*Task requirements*
Below are some records. Pull every line that contains the word "none".

(Dataset entries on figures)
start
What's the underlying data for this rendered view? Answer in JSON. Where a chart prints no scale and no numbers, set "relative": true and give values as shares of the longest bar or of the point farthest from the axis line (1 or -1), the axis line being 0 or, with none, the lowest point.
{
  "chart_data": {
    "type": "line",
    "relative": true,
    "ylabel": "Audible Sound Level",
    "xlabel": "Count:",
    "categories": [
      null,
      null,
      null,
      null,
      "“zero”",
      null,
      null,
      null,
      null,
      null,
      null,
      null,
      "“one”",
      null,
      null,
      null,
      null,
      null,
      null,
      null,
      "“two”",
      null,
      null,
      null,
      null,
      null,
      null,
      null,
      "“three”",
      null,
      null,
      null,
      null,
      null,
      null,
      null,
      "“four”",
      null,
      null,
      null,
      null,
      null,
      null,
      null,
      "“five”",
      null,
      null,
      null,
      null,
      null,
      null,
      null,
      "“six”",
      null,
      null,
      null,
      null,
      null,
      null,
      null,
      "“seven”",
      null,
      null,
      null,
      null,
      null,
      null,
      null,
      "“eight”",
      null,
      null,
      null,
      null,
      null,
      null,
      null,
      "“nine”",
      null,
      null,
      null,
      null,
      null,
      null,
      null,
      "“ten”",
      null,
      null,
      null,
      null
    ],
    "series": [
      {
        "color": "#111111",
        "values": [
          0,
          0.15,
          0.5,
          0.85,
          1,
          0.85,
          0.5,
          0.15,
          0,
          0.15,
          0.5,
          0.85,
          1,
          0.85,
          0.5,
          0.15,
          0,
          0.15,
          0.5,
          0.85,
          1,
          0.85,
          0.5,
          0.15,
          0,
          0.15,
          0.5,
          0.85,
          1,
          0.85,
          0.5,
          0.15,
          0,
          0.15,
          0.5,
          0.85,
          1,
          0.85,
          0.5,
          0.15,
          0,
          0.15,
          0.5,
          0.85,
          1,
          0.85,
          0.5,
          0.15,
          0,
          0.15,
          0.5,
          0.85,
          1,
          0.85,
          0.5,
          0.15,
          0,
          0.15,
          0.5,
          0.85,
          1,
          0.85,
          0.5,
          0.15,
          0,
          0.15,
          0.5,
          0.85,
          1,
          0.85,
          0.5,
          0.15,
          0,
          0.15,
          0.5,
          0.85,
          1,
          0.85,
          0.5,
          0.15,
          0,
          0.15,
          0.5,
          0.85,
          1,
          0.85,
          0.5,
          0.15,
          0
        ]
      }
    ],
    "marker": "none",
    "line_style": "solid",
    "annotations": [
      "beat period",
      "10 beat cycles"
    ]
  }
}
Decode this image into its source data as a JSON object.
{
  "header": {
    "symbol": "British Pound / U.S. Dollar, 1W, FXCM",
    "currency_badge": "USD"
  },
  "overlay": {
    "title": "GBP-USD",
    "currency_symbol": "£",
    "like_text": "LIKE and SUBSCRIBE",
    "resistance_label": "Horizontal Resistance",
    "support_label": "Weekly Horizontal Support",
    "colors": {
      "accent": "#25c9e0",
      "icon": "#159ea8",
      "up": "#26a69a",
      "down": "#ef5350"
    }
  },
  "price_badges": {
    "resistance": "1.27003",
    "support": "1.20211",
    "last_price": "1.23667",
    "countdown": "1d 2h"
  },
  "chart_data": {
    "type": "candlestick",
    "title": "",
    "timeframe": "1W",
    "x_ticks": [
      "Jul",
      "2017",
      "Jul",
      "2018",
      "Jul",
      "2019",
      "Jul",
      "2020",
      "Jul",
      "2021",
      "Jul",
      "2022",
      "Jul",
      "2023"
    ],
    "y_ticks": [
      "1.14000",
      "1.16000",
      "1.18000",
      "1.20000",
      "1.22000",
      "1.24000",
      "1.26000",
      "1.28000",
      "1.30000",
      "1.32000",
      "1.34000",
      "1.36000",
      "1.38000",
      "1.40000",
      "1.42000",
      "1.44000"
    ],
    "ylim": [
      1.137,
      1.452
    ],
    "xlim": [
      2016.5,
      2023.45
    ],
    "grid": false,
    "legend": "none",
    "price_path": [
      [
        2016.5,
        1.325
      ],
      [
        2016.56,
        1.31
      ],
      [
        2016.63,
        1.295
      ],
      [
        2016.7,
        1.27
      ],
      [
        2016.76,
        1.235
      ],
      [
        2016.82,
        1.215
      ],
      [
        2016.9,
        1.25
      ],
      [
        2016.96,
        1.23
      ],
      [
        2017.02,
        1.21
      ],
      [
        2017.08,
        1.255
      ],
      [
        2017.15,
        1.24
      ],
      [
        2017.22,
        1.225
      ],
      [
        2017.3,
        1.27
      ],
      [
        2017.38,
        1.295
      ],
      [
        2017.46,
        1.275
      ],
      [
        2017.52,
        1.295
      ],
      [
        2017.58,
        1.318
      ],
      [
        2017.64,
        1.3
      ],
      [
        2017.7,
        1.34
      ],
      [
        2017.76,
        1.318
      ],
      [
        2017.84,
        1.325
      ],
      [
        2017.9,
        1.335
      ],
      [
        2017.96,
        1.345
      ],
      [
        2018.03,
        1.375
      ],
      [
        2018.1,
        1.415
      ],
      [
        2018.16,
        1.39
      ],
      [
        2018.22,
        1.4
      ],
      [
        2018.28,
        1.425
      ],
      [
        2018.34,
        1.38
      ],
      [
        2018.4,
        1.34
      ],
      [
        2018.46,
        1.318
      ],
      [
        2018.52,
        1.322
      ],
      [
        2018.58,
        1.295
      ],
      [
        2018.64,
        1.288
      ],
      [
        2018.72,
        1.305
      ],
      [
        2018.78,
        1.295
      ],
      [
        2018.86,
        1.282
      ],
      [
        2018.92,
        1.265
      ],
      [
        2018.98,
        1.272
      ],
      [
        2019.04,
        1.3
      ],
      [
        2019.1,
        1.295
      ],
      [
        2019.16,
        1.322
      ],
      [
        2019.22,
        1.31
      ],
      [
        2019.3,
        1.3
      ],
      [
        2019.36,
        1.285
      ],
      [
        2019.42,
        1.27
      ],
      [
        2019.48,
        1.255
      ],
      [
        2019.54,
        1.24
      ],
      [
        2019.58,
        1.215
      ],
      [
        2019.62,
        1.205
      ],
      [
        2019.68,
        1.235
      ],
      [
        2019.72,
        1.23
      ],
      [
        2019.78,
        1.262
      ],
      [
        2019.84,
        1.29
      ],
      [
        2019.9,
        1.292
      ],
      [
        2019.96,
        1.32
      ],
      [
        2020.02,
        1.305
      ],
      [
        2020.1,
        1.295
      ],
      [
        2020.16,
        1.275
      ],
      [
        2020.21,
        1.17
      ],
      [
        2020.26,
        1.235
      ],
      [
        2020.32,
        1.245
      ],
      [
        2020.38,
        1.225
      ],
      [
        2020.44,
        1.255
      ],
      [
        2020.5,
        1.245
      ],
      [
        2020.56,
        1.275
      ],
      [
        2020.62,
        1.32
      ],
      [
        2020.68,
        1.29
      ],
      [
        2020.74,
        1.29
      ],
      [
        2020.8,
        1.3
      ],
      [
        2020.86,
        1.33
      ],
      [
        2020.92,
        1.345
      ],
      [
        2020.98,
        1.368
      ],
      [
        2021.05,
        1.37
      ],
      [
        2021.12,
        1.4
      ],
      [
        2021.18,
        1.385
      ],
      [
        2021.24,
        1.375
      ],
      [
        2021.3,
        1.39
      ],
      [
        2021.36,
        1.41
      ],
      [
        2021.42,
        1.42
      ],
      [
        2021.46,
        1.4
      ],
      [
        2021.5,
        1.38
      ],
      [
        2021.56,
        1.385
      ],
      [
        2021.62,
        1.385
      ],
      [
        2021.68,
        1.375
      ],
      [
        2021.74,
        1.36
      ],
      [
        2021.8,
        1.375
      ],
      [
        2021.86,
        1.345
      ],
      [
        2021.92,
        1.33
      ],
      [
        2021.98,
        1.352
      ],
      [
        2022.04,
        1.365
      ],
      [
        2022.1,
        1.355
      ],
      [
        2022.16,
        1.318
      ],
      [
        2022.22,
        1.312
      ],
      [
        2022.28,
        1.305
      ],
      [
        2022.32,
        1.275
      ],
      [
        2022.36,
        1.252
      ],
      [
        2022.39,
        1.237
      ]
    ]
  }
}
end
*Answer to this task*
What's the underlying data for this rendered view? Answer in JSON. Where a chart prints no scale and no numbers, set "relative": true and give values as shares of the longest bar or of the point farthest from the axis line (1 or -1), the axis line being 0 or, with none, the lowest point.
    "marker": "none",
    "legend": "none",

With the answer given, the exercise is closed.